● PROBLEM TO SOLVE:
Check each line of the records below for the word "Resultado" and copy those where it appears.

+-------+

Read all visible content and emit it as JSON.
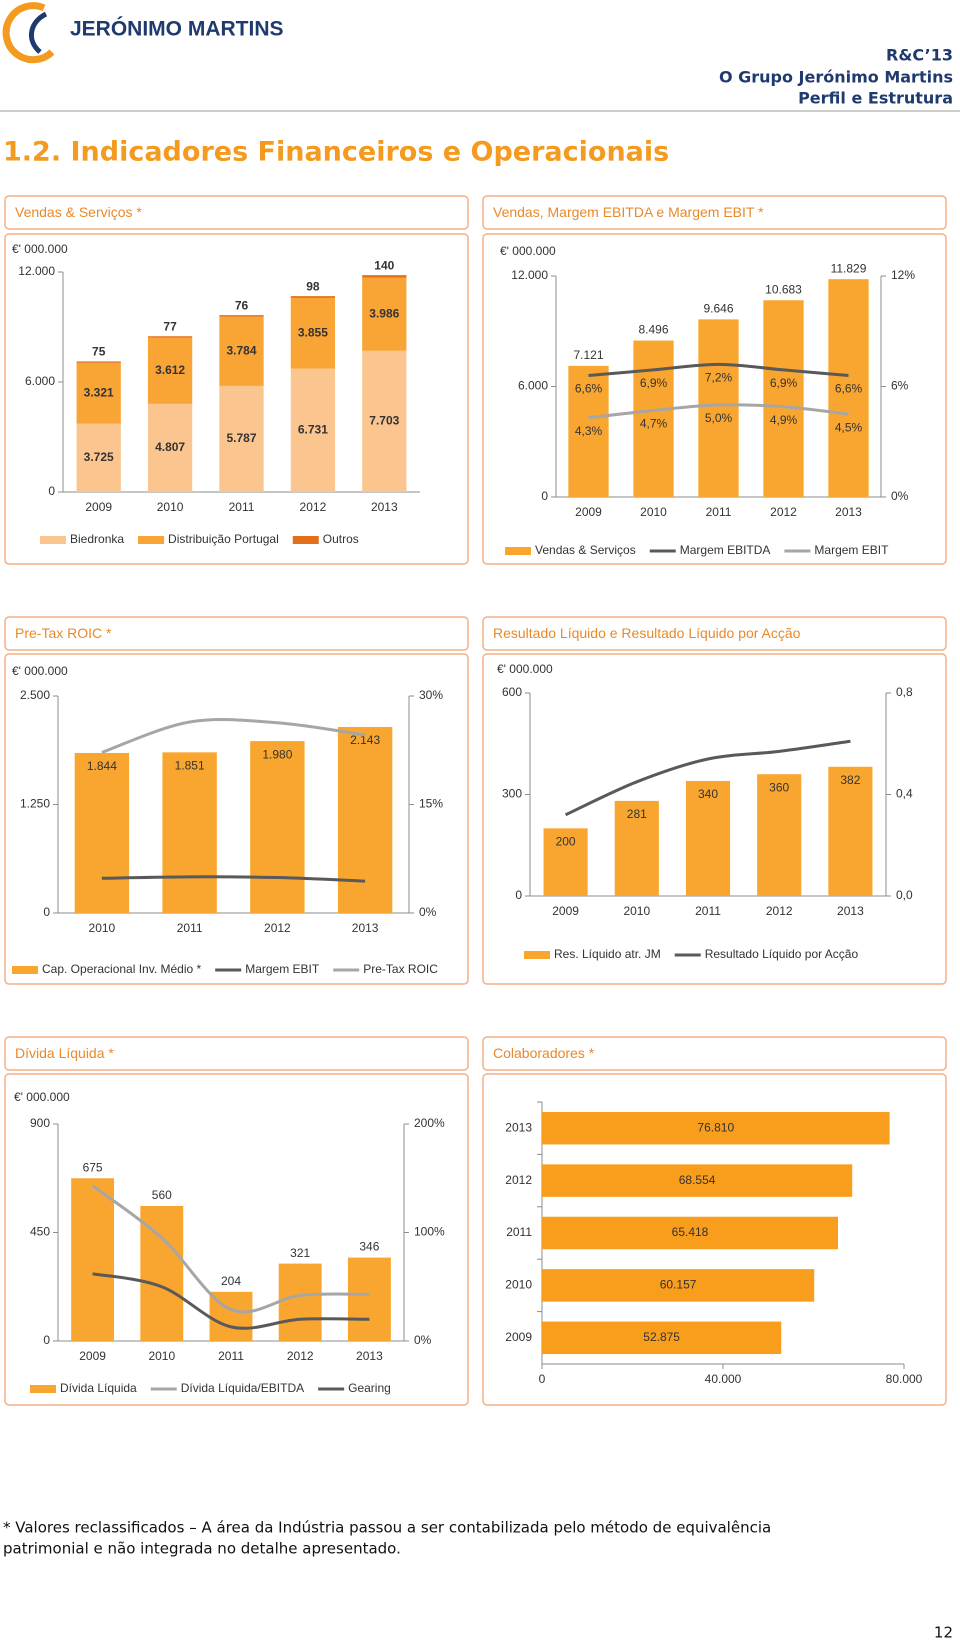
{
  "header": {
    "logo_text": "JERÓNIMO MARTINS",
    "report": "R&C’13",
    "section": "O Grupo Jerónimo Martins",
    "subsection": "Perfil e Estrutura"
  },
  "page_title": "1.2. Indicadores Financeiros e Operacionais",
  "chart_data": [
    {
      "type": "bar",
      "stacked": true,
      "title": "Vendas & Serviços *",
      "unit": "€' 000.000",
      "categories": [
        "2009",
        "2010",
        "2011",
        "2012",
        "2013"
      ],
      "series": [
        {
          "name": "Biedronka",
          "type": "bar",
          "color": "#fbc590",
          "values": [
            3725,
            4807,
            5787,
            6731,
            7703
          ],
          "value_labels": [
            "3.725",
            "4.807",
            "5.787",
            "6.731",
            "7.703"
          ]
        },
        {
          "name": "Distribuição Portugal",
          "type": "bar",
          "color": "#f8a535",
          "values": [
            3321,
            3612,
            3784,
            3855,
            3986
          ],
          "value_labels": [
            "3.321",
            "3.612",
            "3.784",
            "3.855",
            "3.986"
          ]
        },
        {
          "name": "Outros",
          "type": "bar",
          "color": "#e2701b",
          "values": [
            75,
            77,
            76,
            98,
            140
          ]
        }
      ],
      "ylim": [
        0,
        12000
      ],
      "yticks": [
        0,
        {
          "value": 6000,
          "label": "6.000"
        },
        {
          "value": 12000,
          "label": "12.000"
        }
      ]
    },
    {
      "type": "bar",
      "title": "Vendas, Margem EBITDA e Margem EBIT *",
      "unit": "€' 000.000",
      "categories": [
        "2009",
        "2010",
        "2011",
        "2012",
        "2013"
      ],
      "series": [
        {
          "name": "Vendas & Serviços",
          "type": "bar",
          "color": "#f9a630",
          "values": [
            7121,
            8496,
            9646,
            10683,
            11829
          ],
          "value_labels": [
            "7.121",
            "8.496",
            "9.646",
            "10.683",
            "11.829"
          ]
        },
        {
          "name": "Margem EBITDA",
          "type": "line",
          "axis": "y2",
          "color": "#595959",
          "values": [
            6.6,
            6.9,
            7.2,
            6.9,
            6.6
          ],
          "value_labels": [
            "6,6%",
            "6,9%",
            "7,2%",
            "6,9%",
            "6,6%"
          ]
        },
        {
          "name": "Margem EBIT",
          "type": "line",
          "axis": "y2",
          "color": "#a6a6a6",
          "values": [
            4.3,
            4.7,
            5.0,
            4.9,
            4.5
          ],
          "value_labels": [
            "4,3%",
            "4,7%",
            "5,0%",
            "4,9%",
            "4,5%"
          ]
        }
      ],
      "ylim": [
        0,
        12000
      ],
      "yticks": [
        0,
        {
          "value": 6000,
          "label": "6.000"
        },
        {
          "value": 12000,
          "label": "12.000"
        }
      ],
      "y2lim": [
        0,
        12
      ],
      "y2ticks": [
        {
          "value": 0,
          "label": "0%"
        },
        {
          "value": 6,
          "label": "6%"
        },
        {
          "value": 12,
          "label": "12%"
        }
      ]
    },
    {
      "type": "bar",
      "title": "Pre-Tax ROIC *",
      "unit": "€' 000.000",
      "categories": [
        "2010",
        "2011",
        "2012",
        "2013"
      ],
      "series": [
        {
          "name": "Cap. Operacional Inv. Médio *",
          "type": "bar",
          "color": "#f9a630",
          "values": [
            1844,
            1851,
            1980,
            2143
          ],
          "value_labels": [
            "1.844",
            "1.851",
            "1.980",
            "2.143"
          ]
        },
        {
          "name": "Margem EBIT",
          "type": "line",
          "axis": "y2",
          "color": "#595959",
          "values": [
            4.8,
            5.0,
            4.9,
            4.4
          ]
        },
        {
          "name": "Pre-Tax ROIC",
          "type": "line",
          "axis": "y2",
          "color": "#a6a6a6",
          "values": [
            22.2,
            26.4,
            26.3,
            24.6
          ]
        }
      ],
      "ylim": [
        0,
        2500
      ],
      "yticks": [
        0,
        {
          "value": 1250,
          "label": "1.250"
        },
        {
          "value": 2500,
          "label": "2.500"
        }
      ],
      "y2lim": [
        0,
        30
      ],
      "y2ticks": [
        {
          "value": 0,
          "label": "0%"
        },
        {
          "value": 15,
          "label": "15%"
        },
        {
          "value": 30,
          "label": "30%"
        }
      ]
    },
    {
      "type": "bar",
      "title": "Resultado Líquido  e Resultado Líquido  por Acção",
      "unit": "€' 000.000",
      "categories": [
        "2009",
        "2010",
        "2011",
        "2012",
        "2013"
      ],
      "series": [
        {
          "name": "Res. Líquido atr. JM",
          "type": "bar",
          "color": "#f9a630",
          "values": [
            200,
            281,
            340,
            360,
            382
          ]
        },
        {
          "name": "Resultado Líquido por Acção",
          "type": "line",
          "axis": "y2",
          "color": "#595959",
          "values": [
            0.32,
            0.45,
            0.54,
            0.57,
            0.61
          ]
        }
      ],
      "ylim": [
        0,
        600
      ],
      "yticks": [
        0,
        300,
        600
      ],
      "y2lim": [
        0,
        0.8
      ],
      "y2ticks": [
        {
          "value": 0,
          "label": "0,0"
        },
        {
          "value": 0.4,
          "label": "0,4"
        },
        {
          "value": 0.8,
          "label": "0,8"
        }
      ]
    },
    {
      "type": "bar",
      "title": "Dívida Líquida  *",
      "unit": "€' 000.000",
      "categories": [
        "2009",
        "2010",
        "2011",
        "2012",
        "2013"
      ],
      "series": [
        {
          "name": "Dívida Líquida",
          "type": "bar",
          "color": "#f9a630",
          "values": [
            675,
            560,
            204,
            321,
            346
          ]
        },
        {
          "name": "Dívida Líquida/EBITDA",
          "type": "line",
          "axis": "y2",
          "color": "#a6a6a6",
          "values": [
            143,
            95,
            29,
            42,
            43
          ]
        },
        {
          "name": "Gearing",
          "type": "line",
          "axis": "y2",
          "color": "#595959",
          "values": [
            62,
            50,
            13,
            20,
            20
          ]
        }
      ],
      "ylim": [
        0,
        900
      ],
      "yticks": [
        0,
        450,
        900
      ],
      "y2lim": [
        0,
        200
      ],
      "y2ticks": [
        {
          "value": 0,
          "label": "0%"
        },
        {
          "value": 100,
          "label": "100%"
        },
        {
          "value": 200,
          "label": "200%"
        }
      ]
    },
    {
      "type": "barh",
      "title": "Colaboradores *",
      "color": "#f99d1c",
      "categories": [
        "2013",
        "2012",
        "2011",
        "2010",
        "2009"
      ],
      "values": [
        76810,
        68554,
        65418,
        60157,
        52875
      ],
      "value_labels": [
        "76.810",
        "68.554",
        "65.418",
        "60.157",
        "52.875"
      ],
      "xlim": [
        0,
        80000
      ],
      "xticks": [
        0,
        {
          "value": 40000,
          "label": "40.000"
        },
        {
          "value": 80000,
          "label": "80.000"
        }
      ]
    }
  ],
  "footnote": [
    "* Valores reclassificados – A  área da Indústria passou a ser contabilizada pelo método de equivalência",
    "patrimonial e não integrada no detalhe apresentado."
  ],
  "page_number": 12
}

+-------+

● EXERCISE SOLUTION:
      "title": "Resultado Líquido  e Resultado Líquido  por Acção",
          "name": "Resultado Líquido por Acção",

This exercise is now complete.